* Exercise objective
Below are some records. Say in a single number how many of their lines include the word "уздечкѣ".

(Stored records)

◆ ◆ ◆

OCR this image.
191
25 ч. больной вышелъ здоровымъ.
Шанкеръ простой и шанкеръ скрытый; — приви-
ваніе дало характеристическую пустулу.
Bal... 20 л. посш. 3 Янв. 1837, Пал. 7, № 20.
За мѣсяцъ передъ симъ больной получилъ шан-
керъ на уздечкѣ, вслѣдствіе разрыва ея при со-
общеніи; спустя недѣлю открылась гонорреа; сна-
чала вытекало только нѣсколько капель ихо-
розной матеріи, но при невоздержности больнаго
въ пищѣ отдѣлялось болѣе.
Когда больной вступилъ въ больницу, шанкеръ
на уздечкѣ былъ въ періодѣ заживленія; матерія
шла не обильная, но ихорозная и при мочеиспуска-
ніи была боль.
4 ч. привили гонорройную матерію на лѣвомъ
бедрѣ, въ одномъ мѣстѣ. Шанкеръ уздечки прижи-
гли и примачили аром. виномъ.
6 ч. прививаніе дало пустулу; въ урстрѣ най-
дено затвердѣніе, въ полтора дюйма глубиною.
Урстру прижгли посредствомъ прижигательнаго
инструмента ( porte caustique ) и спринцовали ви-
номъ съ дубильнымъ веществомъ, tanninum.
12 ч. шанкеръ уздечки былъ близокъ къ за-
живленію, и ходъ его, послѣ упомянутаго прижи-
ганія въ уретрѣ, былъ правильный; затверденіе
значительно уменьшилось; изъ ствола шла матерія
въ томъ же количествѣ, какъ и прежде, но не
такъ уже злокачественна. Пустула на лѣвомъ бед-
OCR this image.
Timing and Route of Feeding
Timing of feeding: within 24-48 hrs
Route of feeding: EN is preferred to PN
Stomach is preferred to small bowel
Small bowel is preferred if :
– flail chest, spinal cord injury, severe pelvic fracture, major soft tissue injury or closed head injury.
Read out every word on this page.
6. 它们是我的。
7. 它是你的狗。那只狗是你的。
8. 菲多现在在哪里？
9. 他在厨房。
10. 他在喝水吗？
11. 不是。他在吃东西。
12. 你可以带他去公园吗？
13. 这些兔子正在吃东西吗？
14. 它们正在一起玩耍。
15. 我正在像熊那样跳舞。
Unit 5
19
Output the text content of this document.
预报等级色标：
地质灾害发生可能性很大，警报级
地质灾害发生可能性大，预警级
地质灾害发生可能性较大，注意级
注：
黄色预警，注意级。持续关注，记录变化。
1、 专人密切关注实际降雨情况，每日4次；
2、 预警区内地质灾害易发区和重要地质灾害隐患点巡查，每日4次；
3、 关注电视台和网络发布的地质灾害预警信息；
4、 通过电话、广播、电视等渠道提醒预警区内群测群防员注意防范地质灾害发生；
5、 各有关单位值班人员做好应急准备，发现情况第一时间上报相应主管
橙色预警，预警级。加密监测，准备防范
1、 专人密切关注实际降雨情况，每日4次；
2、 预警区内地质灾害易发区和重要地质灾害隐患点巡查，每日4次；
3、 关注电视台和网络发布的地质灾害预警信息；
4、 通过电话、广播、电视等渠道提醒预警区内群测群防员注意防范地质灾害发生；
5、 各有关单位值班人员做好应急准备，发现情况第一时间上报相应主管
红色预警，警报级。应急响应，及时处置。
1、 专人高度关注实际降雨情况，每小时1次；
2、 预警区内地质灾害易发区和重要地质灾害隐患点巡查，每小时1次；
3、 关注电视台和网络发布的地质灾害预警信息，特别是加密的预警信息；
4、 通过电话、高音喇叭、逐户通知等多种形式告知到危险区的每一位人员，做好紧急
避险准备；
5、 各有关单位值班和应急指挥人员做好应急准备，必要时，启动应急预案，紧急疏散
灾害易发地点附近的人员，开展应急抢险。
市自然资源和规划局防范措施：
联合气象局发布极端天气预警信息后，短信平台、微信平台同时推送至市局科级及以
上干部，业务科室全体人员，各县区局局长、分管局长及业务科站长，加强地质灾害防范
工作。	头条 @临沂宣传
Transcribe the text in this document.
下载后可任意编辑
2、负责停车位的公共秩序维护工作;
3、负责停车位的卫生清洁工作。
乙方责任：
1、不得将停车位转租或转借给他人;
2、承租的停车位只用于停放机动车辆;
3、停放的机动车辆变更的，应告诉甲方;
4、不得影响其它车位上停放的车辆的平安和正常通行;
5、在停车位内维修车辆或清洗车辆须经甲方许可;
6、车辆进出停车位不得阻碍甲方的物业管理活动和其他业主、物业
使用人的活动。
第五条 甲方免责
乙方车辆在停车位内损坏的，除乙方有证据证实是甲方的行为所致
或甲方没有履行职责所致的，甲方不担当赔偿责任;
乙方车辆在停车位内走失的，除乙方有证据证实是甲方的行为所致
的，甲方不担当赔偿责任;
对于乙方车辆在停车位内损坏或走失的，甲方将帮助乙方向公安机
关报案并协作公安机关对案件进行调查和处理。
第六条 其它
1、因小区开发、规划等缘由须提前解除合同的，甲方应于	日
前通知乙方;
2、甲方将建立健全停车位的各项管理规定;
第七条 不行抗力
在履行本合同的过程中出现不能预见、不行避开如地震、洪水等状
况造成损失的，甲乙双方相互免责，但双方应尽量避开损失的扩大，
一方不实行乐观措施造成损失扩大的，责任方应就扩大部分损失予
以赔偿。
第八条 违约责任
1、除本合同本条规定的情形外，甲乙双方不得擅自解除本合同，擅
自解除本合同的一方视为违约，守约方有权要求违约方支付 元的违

◆ ◆ ◆

* Written response
2